Copy everything in the data below exactly except the pictures.
========================================================================
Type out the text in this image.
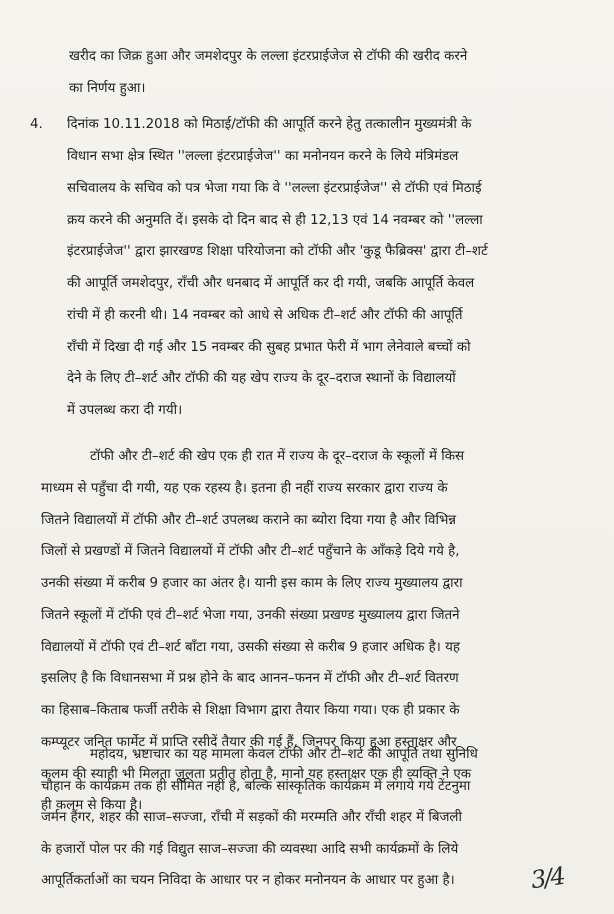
खरीद का जिक्र हुआ और जमशेदपुर के लल्ला इंटरप्राईजेज से टॉफी की खरीद करने
का निर्णय हुआ।
4. दिनांक 10.11.2018 को मिठाई/टॉफी की आपूर्ति करने हेतु तत्कालीन मुख्यमंत्री के
विधान सभा क्षेत्र स्थित ''लल्ला इंटरप्राईजेज'' का मनोनयन करने के लिये मंत्रिमंडल
सचिवालय के सचिव को पत्र भेजा गया कि वे ''लल्ला इंटरप्राईजेज'' से टॉफी एवं मिठाई
क्रय करने की अनुमति दें। इसके दो दिन बाद से ही 12,13 एवं 14 नवम्बर को ''लल्ला
इंटरप्राईजेज'' द्वारा झारखण्ड शिक्षा परियोजना को टॉफी और 'कुडू फैब्रिक्स' द्वारा टी–शर्ट
की आपूर्ति जमशेदपुर, राँची और धनबाद में आपूर्ति कर दी गयी, जबकि आपूर्ति केवल
रांची में ही करनी थी। 14 नवम्बर को आधे से अधिक टी–शर्ट और टॉफी की आपूर्ति
राँची में दिखा दी गई और 15 नवम्बर की सुबह प्रभात फेरी में भाग लेनेवाले बच्चों को
देने के लिए टी–शर्ट और टॉफी की यह खेप राज्य के दूर–दराज स्थानों के विद्यालयों
में उपलब्ध करा दी गयी।
टॉफी और टी–शर्ट की खेप एक ही रात में राज्य के दूर–दराज के स्कूलों में किस
माध्यम से पहुँचा दी गयी, यह एक रहस्य है। इतना ही नहीं राज्य सरकार द्वारा राज्य के
जितने विद्यालयों में टॉफी और टी–शर्ट उपलब्ध कराने का ब्योरा दिया गया है और विभिन्न
जिलों से प्रखण्डों में जितने विद्यालयों में टॉफी और टी–शर्ट पहुँचाने के आँकड़े दिये गये है,
उनकी संख्या में करीब 9 हजार का अंतर है। यानी इस काम के लिए राज्य मुख्यालय द्वारा
जितने स्कूलों में टॉफी एवं टी–शर्ट भेजा गया, उनकी संख्या प्रखण्ड मुख्यालय द्वारा जितने
विद्यालयों में टॉफी एवं टी–शर्ट बाँटा गया, उसकी संख्या से करीब 9 हजार अधिक है। यह
इसलिए है कि विधानसभा में प्रश्न होने के बाद आनन–फनन में टॉफी और टी–शर्ट वितरण
का हिसाब–किताब फर्जी तरीके से शिक्षा विभाग द्वारा तैयार किया गया। एक ही प्रकार के
कम्प्यूटर जनित फार्मेट में प्राप्ति रसीदें तैयार की गई हैं, जिनपर किया हुआ हस्ताक्षर और
कलम की स्याही भी मिलता जुलता प्रतीत होता है, मानो यह हस्ताक्षर एक ही व्यक्ति ने एक
ही कलम से किया है।
महोदय, भ्रष्टाचार का यह मामला केवल टॉफी और टी–शर्ट की आपूर्ति तथा सुनिधि
चौहान के कार्यक्रम तक ही सीमित नहीं है, बल्कि सांस्कृतिक कार्यक्रम में लगाये गये टेंटनुमा
जर्मन हैंगर, शहर की साज–सज्जा, राँची में सड़कों की मरम्मति और राँची शहर में बिजली
के हजारों पोल पर की गई विद्युत साज–सज्जा की व्यवस्था आदि सभी कार्यक्रमों के लिये
आपूर्तिकर्ताओं का चयन निविदा के आधार पर न होकर मनोनयन के आधार पर हुआ है।	3/4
========================================================================
## WRITTEN RESPONSE
Type out the text in this image.
खरीद का जिक्र हुआ और जमशेदपुर के लल्ला इंटरप्राईजेज से टॉफी की खरीद करने
का निर्णय हुआ।
4. दिनांक 10.11.2018 को मिठाई/टॉफी की आपूर्ति करने हेतु तत्कालीन मुख्यमंत्री के
विधान सभा क्षेत्र स्थित ''लल्ला इंटरप्राईजेज'' का मनोनयन करने के लिये मंत्रिमंडल
सचिवालय के सचिव को पत्र भेजा गया कि वे ''लल्ला इंटरप्राईजेज'' से टॉफी एवं मिठाई
क्रय करने की अनुमति दें। इसके दो दिन बाद से ही 12,13 एवं 14 नवम्बर को ''लल्ला
इंटरप्राईजेज'' द्वारा झारखण्ड शिक्षा परियोजना को टॉफी और 'कुडू फैब्रिक्स' द्वारा टी–शर्ट
की आपूर्ति जमशेदपुर, राँची और धनबाद में आपूर्ति कर दी गयी, जबकि आपूर्ति केवल
रांची में ही करनी थी। 14 नवम्बर को आधे से अधिक टी–शर्ट और टॉफी की आपूर्ति
राँची में दिखा दी गई और 15 नवम्बर की सुबह प्रभात फेरी में भाग लेनेवाले बच्चों को
देने के लिए टी–शर्ट और टॉफी की यह खेप राज्य के दूर–दराज स्थानों के विद्यालयों
में उपलब्ध करा दी गयी।
टॉफी और टी–शर्ट की खेप एक ही रात में राज्य के दूर–दराज के स्कूलों में किस
माध्यम से पहुँचा दी गयी, यह एक रहस्य है। इतना ही नहीं राज्य सरकार द्वारा राज्य के
जितने विद्यालयों में टॉफी और टी–शर्ट उपलब्ध कराने का ब्योरा दिया गया है और विभिन्न
जिलों से प्रखण्डों में जितने विद्यालयों में टॉफी और टी–शर्ट पहुँचाने के आँकड़े दिये गये है,
उनकी संख्या में करीब 9 हजार का अंतर है। यानी इस काम के लिए राज्य मुख्यालय द्वारा
जितने स्कूलों में टॉफी एवं टी–शर्ट भेजा गया, उनकी संख्या प्रखण्ड मुख्यालय द्वारा जितने
विद्यालयों में टॉफी एवं टी–शर्ट बाँटा गया, उसकी संख्या से करीब 9 हजार अधिक है। यह
इसलिए है कि विधानसभा में प्रश्न होने के बाद आनन–फनन में टॉफी और टी–शर्ट वितरण
का हिसाब–किताब फर्जी तरीके से शिक्षा विभाग द्वारा तैयार किया गया। एक ही प्रकार के
कम्प्यूटर जनित फार्मेट में प्राप्ति रसीदें तैयार की गई हैं, जिनपर किया हुआ हस्ताक्षर और
कलम की स्याही भी मिलता जुलता प्रतीत होता है, मानो यह हस्ताक्षर एक ही व्यक्ति ने एक
ही कलम से किया है।
महोदय, भ्रष्टाचार का यह मामला केवल टॉफी और टी–शर्ट की आपूर्ति तथा सुनिधि
चौहान के कार्यक्रम तक ही सीमित नहीं है, बल्कि सांस्कृतिक कार्यक्रम में लगाये गये टेंटनुमा
जर्मन हैंगर, शहर की साज–सज्जा, राँची में सड़कों की मरम्मति और राँची शहर में बिजली
के हजारों पोल पर की गई विद्युत साज–सज्जा की व्यवस्था आदि सभी कार्यक्रमों के लिये
आपूर्तिकर्ताओं का चयन निविदा के आधार पर न होकर मनोनयन के आधार पर हुआ है।	3/4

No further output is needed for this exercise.